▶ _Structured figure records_

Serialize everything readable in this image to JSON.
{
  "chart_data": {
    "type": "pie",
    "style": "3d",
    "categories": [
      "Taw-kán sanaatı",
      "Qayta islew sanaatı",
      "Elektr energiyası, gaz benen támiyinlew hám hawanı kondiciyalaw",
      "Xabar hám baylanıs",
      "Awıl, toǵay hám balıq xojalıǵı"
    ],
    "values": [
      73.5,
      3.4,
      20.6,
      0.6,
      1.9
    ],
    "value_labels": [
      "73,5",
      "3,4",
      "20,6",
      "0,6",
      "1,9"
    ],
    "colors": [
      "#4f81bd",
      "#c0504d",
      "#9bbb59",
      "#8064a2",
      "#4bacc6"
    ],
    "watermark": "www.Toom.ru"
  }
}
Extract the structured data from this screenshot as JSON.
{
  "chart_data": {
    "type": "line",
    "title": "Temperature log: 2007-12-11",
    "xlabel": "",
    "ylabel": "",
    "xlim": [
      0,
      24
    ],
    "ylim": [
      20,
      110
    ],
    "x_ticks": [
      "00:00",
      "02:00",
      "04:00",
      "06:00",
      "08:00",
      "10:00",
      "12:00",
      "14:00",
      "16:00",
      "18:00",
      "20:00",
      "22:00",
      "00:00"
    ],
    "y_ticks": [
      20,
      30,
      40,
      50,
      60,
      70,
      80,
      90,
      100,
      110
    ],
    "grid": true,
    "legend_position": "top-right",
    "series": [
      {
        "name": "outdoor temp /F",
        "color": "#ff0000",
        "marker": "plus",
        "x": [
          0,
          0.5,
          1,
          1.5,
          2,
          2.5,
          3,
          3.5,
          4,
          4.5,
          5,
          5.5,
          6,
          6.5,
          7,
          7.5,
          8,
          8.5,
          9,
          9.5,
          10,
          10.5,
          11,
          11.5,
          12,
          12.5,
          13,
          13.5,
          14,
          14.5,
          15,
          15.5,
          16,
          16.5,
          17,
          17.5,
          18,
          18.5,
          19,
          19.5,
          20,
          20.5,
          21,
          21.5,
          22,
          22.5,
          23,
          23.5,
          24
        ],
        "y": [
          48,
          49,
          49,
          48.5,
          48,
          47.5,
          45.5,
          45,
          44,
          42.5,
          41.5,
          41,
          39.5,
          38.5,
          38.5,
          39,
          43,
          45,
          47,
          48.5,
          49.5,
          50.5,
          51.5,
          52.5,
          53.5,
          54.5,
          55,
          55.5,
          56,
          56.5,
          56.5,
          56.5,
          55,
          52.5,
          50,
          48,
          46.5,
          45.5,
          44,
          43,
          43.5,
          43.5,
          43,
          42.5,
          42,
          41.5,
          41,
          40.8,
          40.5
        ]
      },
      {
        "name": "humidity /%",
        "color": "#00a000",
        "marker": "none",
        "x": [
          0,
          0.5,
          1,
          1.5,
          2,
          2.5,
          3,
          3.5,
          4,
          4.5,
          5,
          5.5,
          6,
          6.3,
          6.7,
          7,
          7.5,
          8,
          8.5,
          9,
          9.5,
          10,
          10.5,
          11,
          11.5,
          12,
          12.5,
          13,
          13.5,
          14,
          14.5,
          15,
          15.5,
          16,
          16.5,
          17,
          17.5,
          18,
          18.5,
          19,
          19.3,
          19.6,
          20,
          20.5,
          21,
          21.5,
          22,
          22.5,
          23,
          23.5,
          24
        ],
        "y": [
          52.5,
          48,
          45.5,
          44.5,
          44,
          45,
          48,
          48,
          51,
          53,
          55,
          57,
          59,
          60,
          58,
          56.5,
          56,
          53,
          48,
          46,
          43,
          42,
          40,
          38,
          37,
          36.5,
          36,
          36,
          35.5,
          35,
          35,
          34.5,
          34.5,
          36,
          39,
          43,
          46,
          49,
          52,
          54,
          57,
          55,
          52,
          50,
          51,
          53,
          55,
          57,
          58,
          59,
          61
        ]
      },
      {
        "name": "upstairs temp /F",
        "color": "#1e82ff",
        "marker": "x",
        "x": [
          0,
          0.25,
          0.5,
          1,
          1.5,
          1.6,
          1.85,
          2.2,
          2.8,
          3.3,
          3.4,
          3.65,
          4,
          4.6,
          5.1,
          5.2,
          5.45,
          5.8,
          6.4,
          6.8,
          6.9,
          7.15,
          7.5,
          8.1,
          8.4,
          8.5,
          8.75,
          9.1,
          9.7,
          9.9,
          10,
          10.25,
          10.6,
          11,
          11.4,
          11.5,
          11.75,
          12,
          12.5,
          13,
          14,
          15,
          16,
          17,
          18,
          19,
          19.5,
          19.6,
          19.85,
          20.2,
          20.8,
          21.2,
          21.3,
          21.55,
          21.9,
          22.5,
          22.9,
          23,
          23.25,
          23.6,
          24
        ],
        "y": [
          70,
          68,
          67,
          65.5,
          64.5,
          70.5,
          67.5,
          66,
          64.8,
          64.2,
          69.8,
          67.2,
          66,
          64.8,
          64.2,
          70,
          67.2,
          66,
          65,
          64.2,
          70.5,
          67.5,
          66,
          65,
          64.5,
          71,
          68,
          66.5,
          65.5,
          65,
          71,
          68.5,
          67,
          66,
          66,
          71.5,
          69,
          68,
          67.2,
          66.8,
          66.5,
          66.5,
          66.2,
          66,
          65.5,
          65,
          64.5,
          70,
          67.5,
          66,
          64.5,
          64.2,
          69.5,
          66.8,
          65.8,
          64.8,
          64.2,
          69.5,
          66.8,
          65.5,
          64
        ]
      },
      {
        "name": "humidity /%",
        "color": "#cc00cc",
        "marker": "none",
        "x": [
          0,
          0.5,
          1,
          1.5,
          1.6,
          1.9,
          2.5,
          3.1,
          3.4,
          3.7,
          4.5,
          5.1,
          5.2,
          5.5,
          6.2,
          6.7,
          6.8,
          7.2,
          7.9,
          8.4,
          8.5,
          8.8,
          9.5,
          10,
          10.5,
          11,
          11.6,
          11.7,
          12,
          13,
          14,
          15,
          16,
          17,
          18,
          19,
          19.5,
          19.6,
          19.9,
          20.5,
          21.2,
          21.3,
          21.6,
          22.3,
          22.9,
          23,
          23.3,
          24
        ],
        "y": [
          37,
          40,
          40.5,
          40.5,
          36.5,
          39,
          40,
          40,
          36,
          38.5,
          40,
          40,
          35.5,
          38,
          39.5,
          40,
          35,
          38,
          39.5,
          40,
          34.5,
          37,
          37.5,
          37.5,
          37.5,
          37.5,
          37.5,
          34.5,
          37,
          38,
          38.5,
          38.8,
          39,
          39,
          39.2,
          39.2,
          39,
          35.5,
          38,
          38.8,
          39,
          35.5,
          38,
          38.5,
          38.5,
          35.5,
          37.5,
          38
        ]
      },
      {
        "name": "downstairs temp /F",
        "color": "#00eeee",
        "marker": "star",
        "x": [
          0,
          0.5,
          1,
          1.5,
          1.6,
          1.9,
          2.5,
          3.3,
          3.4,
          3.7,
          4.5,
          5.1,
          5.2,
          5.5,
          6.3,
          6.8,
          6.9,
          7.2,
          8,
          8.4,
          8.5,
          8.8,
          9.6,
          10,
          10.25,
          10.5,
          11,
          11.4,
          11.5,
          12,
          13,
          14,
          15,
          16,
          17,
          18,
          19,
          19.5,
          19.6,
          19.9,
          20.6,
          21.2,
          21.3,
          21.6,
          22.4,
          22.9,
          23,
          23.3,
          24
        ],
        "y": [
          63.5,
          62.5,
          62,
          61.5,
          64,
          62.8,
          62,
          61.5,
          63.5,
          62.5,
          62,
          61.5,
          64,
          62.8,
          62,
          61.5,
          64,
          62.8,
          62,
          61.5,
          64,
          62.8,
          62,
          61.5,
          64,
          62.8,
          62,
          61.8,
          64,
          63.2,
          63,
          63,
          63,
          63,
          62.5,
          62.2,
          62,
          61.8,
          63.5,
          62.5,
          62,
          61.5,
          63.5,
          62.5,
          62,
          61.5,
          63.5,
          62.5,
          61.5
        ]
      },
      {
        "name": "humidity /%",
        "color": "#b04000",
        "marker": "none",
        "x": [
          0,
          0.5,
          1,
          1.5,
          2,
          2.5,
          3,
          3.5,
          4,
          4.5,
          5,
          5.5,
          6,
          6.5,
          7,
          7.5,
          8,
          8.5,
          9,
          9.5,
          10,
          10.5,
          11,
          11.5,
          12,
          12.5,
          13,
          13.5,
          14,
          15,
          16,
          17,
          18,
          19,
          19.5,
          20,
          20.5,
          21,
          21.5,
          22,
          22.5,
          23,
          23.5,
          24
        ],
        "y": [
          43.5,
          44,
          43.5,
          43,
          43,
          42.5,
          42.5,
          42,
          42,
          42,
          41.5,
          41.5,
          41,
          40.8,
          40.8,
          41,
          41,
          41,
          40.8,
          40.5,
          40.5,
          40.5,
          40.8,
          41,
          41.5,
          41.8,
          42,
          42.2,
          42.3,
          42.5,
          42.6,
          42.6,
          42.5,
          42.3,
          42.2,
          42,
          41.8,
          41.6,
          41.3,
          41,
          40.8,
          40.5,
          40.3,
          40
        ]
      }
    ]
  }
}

▶ _INSTRUCTION_
Working from the material above, state how many lines contain "this"; give only the number.

▶ _EXPECTED ANSWER_
2